##### EXTRACTED INFORMATION #####

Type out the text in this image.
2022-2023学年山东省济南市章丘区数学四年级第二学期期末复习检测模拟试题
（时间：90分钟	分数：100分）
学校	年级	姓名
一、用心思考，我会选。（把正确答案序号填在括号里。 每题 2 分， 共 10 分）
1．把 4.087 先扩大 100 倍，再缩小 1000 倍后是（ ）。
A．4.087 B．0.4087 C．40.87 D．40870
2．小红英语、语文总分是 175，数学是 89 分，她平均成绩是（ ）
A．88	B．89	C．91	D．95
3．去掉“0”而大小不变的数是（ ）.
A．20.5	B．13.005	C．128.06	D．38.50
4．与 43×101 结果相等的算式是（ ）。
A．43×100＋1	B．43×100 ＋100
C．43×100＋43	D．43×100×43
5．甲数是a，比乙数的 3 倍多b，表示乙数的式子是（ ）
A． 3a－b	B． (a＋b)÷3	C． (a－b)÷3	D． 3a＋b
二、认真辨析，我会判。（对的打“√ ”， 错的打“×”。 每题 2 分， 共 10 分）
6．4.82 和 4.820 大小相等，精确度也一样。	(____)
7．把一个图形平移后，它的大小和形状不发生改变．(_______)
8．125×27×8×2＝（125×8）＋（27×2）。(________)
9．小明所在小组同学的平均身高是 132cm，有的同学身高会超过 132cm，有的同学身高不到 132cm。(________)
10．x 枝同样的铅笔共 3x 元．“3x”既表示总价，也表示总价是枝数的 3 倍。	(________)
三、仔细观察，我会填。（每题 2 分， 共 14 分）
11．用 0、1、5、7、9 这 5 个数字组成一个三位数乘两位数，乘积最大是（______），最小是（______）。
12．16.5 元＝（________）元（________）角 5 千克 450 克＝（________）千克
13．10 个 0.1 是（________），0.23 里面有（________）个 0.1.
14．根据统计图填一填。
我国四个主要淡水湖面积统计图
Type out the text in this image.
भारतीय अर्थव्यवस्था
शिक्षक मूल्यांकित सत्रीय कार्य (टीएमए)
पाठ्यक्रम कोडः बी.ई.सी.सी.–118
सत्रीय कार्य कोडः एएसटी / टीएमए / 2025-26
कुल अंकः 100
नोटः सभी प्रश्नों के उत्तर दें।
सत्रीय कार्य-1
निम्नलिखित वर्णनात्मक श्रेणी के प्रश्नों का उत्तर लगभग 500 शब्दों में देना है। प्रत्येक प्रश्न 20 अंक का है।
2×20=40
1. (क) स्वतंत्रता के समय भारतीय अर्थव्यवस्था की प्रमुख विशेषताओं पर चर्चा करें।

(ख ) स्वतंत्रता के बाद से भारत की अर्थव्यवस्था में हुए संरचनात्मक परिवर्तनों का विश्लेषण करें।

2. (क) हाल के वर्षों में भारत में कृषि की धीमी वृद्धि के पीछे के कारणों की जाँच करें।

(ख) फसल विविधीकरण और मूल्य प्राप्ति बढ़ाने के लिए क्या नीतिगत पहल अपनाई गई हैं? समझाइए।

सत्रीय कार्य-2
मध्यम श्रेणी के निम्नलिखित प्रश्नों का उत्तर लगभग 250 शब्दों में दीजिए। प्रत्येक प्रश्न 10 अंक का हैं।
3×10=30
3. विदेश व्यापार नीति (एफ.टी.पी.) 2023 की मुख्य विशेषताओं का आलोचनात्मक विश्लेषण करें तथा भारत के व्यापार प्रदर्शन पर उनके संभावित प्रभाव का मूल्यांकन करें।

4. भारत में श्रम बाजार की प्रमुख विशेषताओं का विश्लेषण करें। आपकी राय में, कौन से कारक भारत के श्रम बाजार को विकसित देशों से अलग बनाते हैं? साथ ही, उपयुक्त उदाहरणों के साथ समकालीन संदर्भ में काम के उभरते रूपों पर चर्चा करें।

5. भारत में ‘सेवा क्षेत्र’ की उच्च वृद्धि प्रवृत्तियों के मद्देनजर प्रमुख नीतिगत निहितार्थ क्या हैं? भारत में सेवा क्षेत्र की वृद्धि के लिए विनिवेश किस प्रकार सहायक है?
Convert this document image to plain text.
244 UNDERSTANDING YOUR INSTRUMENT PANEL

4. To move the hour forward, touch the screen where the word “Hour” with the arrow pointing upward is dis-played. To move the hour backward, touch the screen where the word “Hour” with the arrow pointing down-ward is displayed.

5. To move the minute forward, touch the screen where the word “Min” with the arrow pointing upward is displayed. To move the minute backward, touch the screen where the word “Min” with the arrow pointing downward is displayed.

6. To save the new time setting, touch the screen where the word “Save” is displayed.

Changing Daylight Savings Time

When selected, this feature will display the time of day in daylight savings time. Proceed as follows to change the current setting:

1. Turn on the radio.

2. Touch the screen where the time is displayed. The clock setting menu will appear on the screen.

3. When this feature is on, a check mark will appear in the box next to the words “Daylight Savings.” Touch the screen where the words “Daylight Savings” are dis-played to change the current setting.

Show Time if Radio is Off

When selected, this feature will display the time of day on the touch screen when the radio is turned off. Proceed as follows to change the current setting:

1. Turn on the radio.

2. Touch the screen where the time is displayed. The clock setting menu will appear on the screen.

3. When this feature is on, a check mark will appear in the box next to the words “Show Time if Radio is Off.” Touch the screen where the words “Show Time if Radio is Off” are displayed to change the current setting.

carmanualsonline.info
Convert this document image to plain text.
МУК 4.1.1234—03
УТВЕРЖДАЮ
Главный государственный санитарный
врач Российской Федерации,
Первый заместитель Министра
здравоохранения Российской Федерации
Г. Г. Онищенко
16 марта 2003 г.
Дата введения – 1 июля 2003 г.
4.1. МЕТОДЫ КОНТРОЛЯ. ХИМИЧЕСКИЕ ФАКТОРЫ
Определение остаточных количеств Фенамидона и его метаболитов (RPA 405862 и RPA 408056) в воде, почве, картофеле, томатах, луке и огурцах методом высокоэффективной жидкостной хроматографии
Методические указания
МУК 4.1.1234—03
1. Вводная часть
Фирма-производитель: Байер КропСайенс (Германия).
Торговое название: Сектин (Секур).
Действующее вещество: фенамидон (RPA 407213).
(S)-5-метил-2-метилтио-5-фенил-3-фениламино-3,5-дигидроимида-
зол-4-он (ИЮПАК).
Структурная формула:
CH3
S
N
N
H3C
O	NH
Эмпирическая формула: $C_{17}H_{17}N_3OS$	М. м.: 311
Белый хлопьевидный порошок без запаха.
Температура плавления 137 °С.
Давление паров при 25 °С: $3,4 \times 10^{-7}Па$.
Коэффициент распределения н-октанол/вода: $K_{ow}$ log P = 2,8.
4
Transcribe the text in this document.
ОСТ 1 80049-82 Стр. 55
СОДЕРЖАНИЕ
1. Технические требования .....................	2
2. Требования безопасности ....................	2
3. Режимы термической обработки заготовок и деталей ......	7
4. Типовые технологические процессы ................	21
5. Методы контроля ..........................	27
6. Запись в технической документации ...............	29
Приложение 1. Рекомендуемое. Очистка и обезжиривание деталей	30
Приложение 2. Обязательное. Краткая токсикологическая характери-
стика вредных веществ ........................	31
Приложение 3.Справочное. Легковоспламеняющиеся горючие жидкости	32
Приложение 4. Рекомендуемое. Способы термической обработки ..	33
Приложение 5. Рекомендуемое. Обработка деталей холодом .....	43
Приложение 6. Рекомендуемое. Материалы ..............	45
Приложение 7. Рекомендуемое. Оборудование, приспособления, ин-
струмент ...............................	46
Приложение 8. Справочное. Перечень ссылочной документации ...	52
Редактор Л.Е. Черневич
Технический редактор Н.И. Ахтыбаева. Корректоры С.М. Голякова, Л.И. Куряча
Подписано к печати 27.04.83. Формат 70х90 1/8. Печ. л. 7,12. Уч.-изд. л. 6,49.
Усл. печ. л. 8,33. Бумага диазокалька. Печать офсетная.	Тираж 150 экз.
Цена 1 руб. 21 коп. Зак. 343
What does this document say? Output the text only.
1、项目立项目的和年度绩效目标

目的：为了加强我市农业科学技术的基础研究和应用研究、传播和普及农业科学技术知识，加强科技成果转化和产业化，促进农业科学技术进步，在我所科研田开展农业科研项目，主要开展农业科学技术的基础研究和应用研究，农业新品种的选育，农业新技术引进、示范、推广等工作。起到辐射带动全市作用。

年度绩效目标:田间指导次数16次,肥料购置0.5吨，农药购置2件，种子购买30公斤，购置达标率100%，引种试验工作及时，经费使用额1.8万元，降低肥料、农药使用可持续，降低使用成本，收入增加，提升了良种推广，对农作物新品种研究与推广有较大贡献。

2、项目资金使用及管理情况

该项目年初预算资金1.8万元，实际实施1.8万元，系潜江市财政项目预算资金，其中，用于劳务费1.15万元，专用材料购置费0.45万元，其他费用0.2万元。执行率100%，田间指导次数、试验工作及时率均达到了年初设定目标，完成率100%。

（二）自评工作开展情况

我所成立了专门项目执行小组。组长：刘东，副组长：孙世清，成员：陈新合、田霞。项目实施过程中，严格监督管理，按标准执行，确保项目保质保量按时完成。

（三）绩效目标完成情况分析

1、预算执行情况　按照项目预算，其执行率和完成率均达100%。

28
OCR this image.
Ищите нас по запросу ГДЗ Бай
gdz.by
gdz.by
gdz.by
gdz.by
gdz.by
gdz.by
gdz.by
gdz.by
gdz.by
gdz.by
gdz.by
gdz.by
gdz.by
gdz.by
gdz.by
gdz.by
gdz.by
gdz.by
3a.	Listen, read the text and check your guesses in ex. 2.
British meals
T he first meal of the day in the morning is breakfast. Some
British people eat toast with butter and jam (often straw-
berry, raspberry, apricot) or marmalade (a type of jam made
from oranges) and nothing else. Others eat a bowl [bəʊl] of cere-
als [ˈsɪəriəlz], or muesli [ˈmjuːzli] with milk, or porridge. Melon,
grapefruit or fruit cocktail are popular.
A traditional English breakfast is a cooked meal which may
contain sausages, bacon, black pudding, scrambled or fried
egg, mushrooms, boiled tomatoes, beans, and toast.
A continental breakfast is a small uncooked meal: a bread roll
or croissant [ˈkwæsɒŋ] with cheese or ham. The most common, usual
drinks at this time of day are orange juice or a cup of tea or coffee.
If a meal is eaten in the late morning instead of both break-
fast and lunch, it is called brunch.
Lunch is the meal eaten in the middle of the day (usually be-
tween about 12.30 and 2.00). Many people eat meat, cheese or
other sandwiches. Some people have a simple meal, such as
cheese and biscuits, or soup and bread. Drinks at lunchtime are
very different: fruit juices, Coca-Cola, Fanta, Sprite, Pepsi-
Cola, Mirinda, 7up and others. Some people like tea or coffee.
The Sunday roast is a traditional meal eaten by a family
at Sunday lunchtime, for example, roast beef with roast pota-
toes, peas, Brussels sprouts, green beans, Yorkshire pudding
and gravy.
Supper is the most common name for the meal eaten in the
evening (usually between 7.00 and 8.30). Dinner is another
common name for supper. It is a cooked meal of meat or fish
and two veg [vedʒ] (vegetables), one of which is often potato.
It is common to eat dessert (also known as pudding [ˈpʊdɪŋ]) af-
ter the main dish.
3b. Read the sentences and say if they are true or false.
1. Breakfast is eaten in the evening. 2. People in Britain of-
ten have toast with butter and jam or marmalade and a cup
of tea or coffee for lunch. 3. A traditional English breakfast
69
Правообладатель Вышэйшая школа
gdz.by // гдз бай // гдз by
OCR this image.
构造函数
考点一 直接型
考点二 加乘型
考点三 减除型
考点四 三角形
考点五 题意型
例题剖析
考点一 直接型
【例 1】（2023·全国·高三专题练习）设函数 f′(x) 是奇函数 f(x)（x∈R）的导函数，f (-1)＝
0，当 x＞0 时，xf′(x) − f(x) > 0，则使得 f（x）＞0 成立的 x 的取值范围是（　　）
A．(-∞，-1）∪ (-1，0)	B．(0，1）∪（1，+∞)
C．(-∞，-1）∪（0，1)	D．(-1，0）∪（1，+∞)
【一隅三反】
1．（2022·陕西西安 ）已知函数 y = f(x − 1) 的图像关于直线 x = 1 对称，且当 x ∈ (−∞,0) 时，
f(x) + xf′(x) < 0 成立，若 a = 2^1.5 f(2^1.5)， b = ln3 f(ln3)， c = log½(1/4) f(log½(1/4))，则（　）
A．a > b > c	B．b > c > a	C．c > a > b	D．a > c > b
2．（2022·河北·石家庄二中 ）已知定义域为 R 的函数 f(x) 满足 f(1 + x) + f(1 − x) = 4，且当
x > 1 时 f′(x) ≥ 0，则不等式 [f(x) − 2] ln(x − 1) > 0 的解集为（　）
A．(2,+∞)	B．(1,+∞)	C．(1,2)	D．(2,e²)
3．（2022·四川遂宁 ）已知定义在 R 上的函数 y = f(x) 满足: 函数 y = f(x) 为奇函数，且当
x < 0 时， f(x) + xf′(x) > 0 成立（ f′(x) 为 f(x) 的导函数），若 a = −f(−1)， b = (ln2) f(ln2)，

#####

#### [DESCRIPTION OF THE TASK]
Copy each line of the listing that includes "mark".

#### [SOLVED PROBLEM]
3. When this feature is on, a check mark will appear in the box next to the words “Daylight Savings.” Touch the screen where the words “Daylight Savings” are dis-played to change the current setting.
3. When this feature is on, a check mark will appear in the box next to the words “Show Time if Radio is Off.” Touch the screen where the words “Show Time if Radio is Off” are displayed to change the current setting.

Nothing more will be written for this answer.